SET PROBLEM - The entries that follow should be written out exactly.

Recorded data
----------
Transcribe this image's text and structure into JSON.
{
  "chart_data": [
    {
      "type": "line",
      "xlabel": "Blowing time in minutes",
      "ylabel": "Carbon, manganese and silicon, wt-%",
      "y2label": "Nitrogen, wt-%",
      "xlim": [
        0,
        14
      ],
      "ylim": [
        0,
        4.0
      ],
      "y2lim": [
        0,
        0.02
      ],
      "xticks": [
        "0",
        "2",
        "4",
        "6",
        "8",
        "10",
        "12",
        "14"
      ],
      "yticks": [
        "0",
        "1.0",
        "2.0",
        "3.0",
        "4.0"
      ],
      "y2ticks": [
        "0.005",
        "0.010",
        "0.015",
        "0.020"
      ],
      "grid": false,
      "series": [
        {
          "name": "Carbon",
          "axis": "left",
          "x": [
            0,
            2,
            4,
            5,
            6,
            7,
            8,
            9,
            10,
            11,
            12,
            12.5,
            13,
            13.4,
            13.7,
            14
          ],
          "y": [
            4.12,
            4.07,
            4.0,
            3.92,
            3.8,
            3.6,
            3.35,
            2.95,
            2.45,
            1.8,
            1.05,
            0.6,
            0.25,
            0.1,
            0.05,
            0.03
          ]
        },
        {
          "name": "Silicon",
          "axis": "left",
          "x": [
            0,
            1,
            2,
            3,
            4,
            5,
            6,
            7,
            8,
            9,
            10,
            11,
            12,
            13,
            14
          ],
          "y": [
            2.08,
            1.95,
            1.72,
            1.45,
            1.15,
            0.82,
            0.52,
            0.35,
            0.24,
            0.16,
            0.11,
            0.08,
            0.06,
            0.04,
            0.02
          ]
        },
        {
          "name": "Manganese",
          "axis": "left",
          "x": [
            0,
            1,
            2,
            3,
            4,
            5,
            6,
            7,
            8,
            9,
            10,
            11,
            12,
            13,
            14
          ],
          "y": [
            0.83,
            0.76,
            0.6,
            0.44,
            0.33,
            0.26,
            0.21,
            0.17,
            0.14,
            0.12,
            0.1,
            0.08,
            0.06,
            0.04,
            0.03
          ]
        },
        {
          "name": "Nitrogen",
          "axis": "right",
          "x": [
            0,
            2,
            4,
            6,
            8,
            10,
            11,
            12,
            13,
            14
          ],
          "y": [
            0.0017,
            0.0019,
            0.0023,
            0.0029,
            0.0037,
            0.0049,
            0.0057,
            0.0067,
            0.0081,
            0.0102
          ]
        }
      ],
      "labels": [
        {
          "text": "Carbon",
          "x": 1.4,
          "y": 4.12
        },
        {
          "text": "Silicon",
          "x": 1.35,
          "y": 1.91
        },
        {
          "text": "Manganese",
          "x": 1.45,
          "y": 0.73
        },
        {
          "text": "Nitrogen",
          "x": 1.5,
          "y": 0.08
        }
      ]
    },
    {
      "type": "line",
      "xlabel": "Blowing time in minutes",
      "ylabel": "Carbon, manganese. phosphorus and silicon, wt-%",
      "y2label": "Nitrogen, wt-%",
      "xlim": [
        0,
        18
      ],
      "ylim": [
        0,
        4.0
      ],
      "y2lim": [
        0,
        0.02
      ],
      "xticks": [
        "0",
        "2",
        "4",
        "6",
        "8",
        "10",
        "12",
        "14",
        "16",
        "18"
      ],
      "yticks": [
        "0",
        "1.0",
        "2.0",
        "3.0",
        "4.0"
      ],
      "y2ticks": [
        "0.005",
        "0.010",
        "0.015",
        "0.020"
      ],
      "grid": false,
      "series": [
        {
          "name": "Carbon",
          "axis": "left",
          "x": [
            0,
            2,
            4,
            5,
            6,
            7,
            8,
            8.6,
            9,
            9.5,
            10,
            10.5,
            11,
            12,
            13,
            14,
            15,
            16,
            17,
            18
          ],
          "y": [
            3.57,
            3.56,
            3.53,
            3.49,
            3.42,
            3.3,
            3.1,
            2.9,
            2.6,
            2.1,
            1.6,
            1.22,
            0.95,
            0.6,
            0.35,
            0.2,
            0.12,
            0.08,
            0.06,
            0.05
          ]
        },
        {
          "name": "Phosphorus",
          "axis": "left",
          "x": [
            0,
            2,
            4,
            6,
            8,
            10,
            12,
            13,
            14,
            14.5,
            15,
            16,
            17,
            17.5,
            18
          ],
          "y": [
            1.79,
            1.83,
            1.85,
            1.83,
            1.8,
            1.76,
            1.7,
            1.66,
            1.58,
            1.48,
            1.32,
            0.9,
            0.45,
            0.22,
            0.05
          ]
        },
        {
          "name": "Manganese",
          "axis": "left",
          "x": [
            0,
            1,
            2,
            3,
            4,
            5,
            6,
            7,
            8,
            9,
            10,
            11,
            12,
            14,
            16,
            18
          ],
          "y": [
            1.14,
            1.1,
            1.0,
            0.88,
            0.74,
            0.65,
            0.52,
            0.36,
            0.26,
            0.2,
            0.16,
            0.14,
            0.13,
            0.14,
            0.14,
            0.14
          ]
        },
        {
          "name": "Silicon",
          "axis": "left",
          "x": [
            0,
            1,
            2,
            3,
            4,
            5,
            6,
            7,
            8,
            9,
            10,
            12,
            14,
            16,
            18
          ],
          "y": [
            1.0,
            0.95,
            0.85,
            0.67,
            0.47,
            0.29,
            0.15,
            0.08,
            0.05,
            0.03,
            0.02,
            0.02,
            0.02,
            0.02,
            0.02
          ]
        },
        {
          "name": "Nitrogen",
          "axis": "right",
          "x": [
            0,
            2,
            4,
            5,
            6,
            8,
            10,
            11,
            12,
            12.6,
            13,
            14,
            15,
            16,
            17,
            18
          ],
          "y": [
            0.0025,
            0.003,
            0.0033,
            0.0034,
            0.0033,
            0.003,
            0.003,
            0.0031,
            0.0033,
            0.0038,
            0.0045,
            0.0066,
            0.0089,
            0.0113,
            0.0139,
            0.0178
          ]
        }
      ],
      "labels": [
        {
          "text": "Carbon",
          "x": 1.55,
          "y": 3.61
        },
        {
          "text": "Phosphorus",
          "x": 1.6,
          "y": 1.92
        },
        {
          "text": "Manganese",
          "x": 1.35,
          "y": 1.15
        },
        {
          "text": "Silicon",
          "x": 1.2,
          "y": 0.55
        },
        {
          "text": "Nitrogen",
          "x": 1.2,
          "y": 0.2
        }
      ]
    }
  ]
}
----------
SOLUTION BELOW -
Transcribe this image's text and structure into JSON.
{
  "chart_data": [
    {
      "type": "line",
      "xlabel": "Blowing time in minutes",
      "ylabel": "Carbon, manganese and silicon, wt-%",
      "y2label": "Nitrogen, wt-%",
      "xlim": [
        0,
        14
      ],
      "ylim": [
        0,
        4.0
      ],
      "y2lim": [
        0,
        0.02
      ],
      "xticks": [
        "0",
        "2",
        "4",
        "6",
        "8",
        "10",
        "12",
        "14"
      ],
      "yticks": [
        "0",
        "1.0",
        "2.0",
        "3.0",
        "4.0"
      ],
      "y2ticks": [
        "0.005",
        "0.010",
        "0.015",
        "0.020"
      ],
      "grid": false,
      "series": [
        {
          "name": "Carbon",
          "axis": "left",
          "x": [
            0,
            2,
            4,
            5,
            6,
            7,
            8,
            9,
            10,
            11,
            12,
            12.5,
            13,
            13.4,
            13.7,
            14
          ],
          "y": [
            4.12,
            4.07,
            4.0,
            3.92,
            3.8,
            3.6,
            3.35,
            2.95,
            2.45,
            1.8,
            1.05,
            0.6,
            0.25,
            0.1,
            0.05,
            0.03
          ]
        },
        {
          "name": "Silicon",
          "axis": "left",
          "x": [
            0,
            1,
            2,
            3,
            4,
            5,
            6,
            7,
            8,
            9,
            10,
            11,
            12,
            13,
            14
          ],
          "y": [
            2.08,
            1.95,
            1.72,
            1.45,
            1.15,
            0.82,
            0.52,
            0.35,
            0.24,
            0.16,
            0.11,
            0.08,
            0.06,
            0.04,
            0.02
          ]
        },
        {
          "name": "Manganese",
          "axis": "left",
          "x": [
            0,
            1,
            2,
            3,
            4,
            5,
            6,
            7,
            8,
            9,
            10,
            11,
            12,
            13,
            14
          ],
          "y": [
            0.83,
            0.76,
            0.6,
            0.44,
            0.33,
            0.26,
            0.21,
            0.17,
            0.14,
            0.12,
            0.1,
            0.08,
            0.06,
            0.04,
            0.03
          ]
        },
        {
          "name": "Nitrogen",
          "axis": "right",
          "x": [
            0,
            2,
            4,
            6,
            8,
            10,
            11,
            12,
            13,
            14
          ],
          "y": [
            0.0017,
            0.0019,
            0.0023,
            0.0029,
            0.0037,
            0.0049,
            0.0057,
            0.0067,
            0.0081,
            0.0102
          ]
        }
      ],
      "labels": [
        {
          "text": "Carbon",
          "x": 1.4,
          "y": 4.12
        },
        {
          "text": "Silicon",
          "x": 1.35,
          "y": 1.91
        },
        {
          "text": "Manganese",
          "x": 1.45,
          "y": 0.73
        },
        {
          "text": "Nitrogen",
          "x": 1.5,
          "y": 0.08
        }
      ]
    },
    {
      "type": "line",
      "xlabel": "Blowing time in minutes",
      "ylabel": "Carbon, manganese. phosphorus and silicon, wt-%",
      "y2label": "Nitrogen, wt-%",
      "xlim": [
        0,
        18
      ],
      "ylim": [
        0,
        4.0
      ],
      "y2lim": [
        0,
        0.02
      ],
      "xticks": [
        "0",
        "2",
        "4",
        "6",
        "8",
        "10",
        "12",
        "14",
        "16",
        "18"
      ],
      "yticks": [
        "0",
        "1.0",
        "2.0",
        "3.0",
        "4.0"
      ],
      "y2ticks": [
        "0.005",
        "0.010",
        "0.015",
        "0.020"
      ],
      "grid": false,
      "series": [
        {
          "name": "Carbon",
          "axis": "left",
          "x": [
            0,
            2,
            4,
            5,
            6,
            7,
            8,
            8.6,
            9,
            9.5,
            10,
            10.5,
            11,
            12,
            13,
            14,
            15,
            16,
            17,
            18
          ],
          "y": [
            3.57,
            3.56,
            3.53,
            3.49,
            3.42,
            3.3,
            3.1,
            2.9,
            2.6,
            2.1,
            1.6,
            1.22,
            0.95,
            0.6,
            0.35,
            0.2,
            0.12,
            0.08,
            0.06,
            0.05
          ]
        },
        {
          "name": "Phosphorus",
          "axis": "left",
          "x": [
            0,
            2,
            4,
            6,
            8,
            10,
            12,
            13,
            14,
            14.5,
            15,
            16,
            17,
            17.5,
            18
          ],
          "y": [
            1.79,
            1.83,
            1.85,
            1.83,
            1.8,
            1.76,
            1.7,
            1.66,
            1.58,
            1.48,
            1.32,
            0.9,
            0.45,
            0.22,
            0.05
          ]
        },
        {
          "name": "Manganese",
          "axis": "left",
          "x": [
            0,
            1,
            2,
            3,
            4,
            5,
            6,
            7,
            8,
            9,
            10,
            11,
            12,
            14,
            16,
            18
          ],
          "y": [
            1.14,
            1.1,
            1.0,
            0.88,
            0.74,
            0.65,
            0.52,
            0.36,
            0.26,
            0.2,
            0.16,
            0.14,
            0.13,
            0.14,
            0.14,
            0.14
          ]
        },
        {
          "name": "Silicon",
          "axis": "left",
          "x": [
            0,
            1,
            2,
            3,
            4,
            5,
            6,
            7,
            8,
            9,
            10,
            12,
            14,
            16,
            18
          ],
          "y": [
            1.0,
            0.95,
            0.85,
            0.67,
            0.47,
            0.29,
            0.15,
            0.08,
            0.05,
            0.03,
            0.02,
            0.02,
            0.02,
            0.02,
            0.02
          ]
        },
        {
          "name": "Nitrogen",
          "axis": "right",
          "x": [
            0,
            2,
            4,
            5,
            6,
            8,
            10,
            11,
            12,
            12.6,
            13,
            14,
            15,
            16,
            17,
            18
          ],
          "y": [
            0.0025,
            0.003,
            0.0033,
            0.0034,
            0.0033,
            0.003,
            0.003,
            0.0031,
            0.0033,
            0.0038,
            0.0045,
            0.0066,
            0.0089,
            0.0113,
            0.0139,
            0.0178
          ]
        }
      ],
      "labels": [
        {
          "text": "Carbon",
          "x": 1.55,
          "y": 3.61
        },
        {
          "text": "Phosphorus",
          "x": 1.6,
          "y": 1.92
        },
        {
          "text": "Manganese",
          "x": 1.35,
          "y": 1.15
        },
        {
          "text": "Silicon",
          "x": 1.2,
          "y": 0.55
        },
        {
          "text": "Nitrogen",
          "x": 1.2,
          "y": 0.2
        }
      ]
    }
  ]
}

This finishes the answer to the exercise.